*ENUNCIADO A*.
Responda a estas perguntas com base no texto sobre o romance:
(i) Com que romances ele é comparado quanto às virtudes nefastas dos casamentos?
(ii) Em que autor a preocupação com o estilo se torna, por vezes, fatigante?
(iii) De que personagem o narrador começa a falar antes de se interromper num capítulo?
*ENUNCIADO B*. Prossiga o texto sobre o romance a partir do ponto em que termina.

╭─ TEXTO SELECIONADO

É um romance sobre o eterno equívoco entre gerações, e sobre o eterno equívoco a que se chamou amor. É, como em Karenina ou Bovary, ou na Luisinha do Primo Basílio, um romance acerca das virtudes nefastas dos casamentos: e, naturalmente, sobre esses fogos fátuos que são as paixões interditas, aparecendo inopinadamente para atiçar o lado inconformado de todos [quase sempre: todas] os que se confrontam com a realidade quotidiana, medíocre e sem chama, do que, um dia, parecera o casamento ideal.

Há uma preocupação com o estilo que nunca é fatigante (como ocorre, por vezes, em Henry James); uma impressionante sageza de como suspender uma personagem, ou uma situação ou uma trama, para retomar outras, e como, mais adiante, regressar às que nos tinham deixado saudades ou em cuidado; e há, sobretudo, a voz do narrador, que nos encanta e de quem nos tornamos imediatamente cúmplices: esse narrador assexuado, mas que tão bem conhece os homens e as mulheres, omnisciente, de certa forma, mas não divino, porque se engana e retrocede - como quando, num delicioso capítulo, principia a falar de Doroteia e, de súbito, se interrompe para se interrogar: Mas por que estamos constantemente a falar sobre Doroteia, como se não houvesse nada a dizer sobre o senhor seu marido? E toma-o, então, como centro da sua narração ao longo do capítulo.

╰─
╭─ EXTRATO DE DADOS

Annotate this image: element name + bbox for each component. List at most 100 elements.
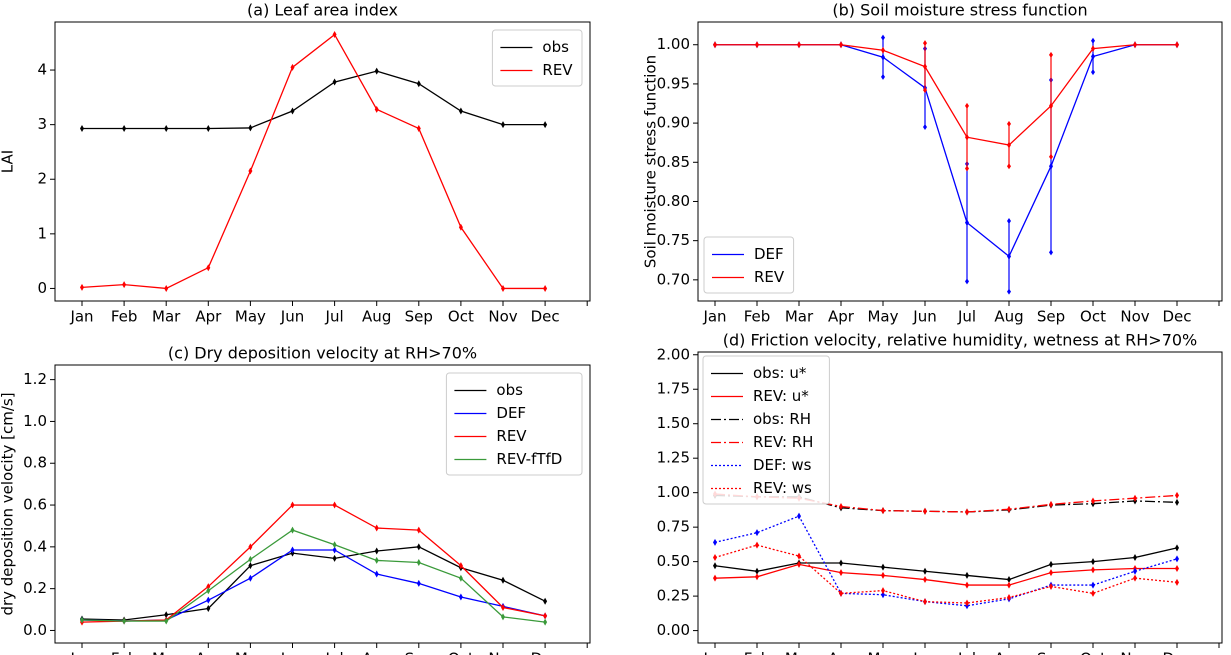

╰─

*RESPOSTA DO EXERCÍCIO A*.
(i) Karenina, Bovary e a Luisinha do Primo Basílio.
(ii) Henry James.
(iii) Doroteia.

*RESPOSTA DO EXERCÍCIO B*.
Middlemarch é um romance imprescindível. Faz parte de um clube restrito. Poderíamos nunca descobri-lo, e talvez nem todos o amem como eu o amo já. Mas faz parte de um clube restrito e altamente selectivo: é uma dessas obras que, mais tarde ou mais cedo, terão de ser lidas.

2 comentários:

pedro disse...

tanta vontade, e tantos livros.. e sempre o problema de tão pouco tempo.

Talvez este texto tenha sido o empurrão para ler o Middlemarch

josépacheco disse...

Pedro, nem imagina o bem que me faz o seu "feedback", mostrando-me que não ando a escrever na água e há mesmo quem me leia de atenção muito desperta. Obrigado.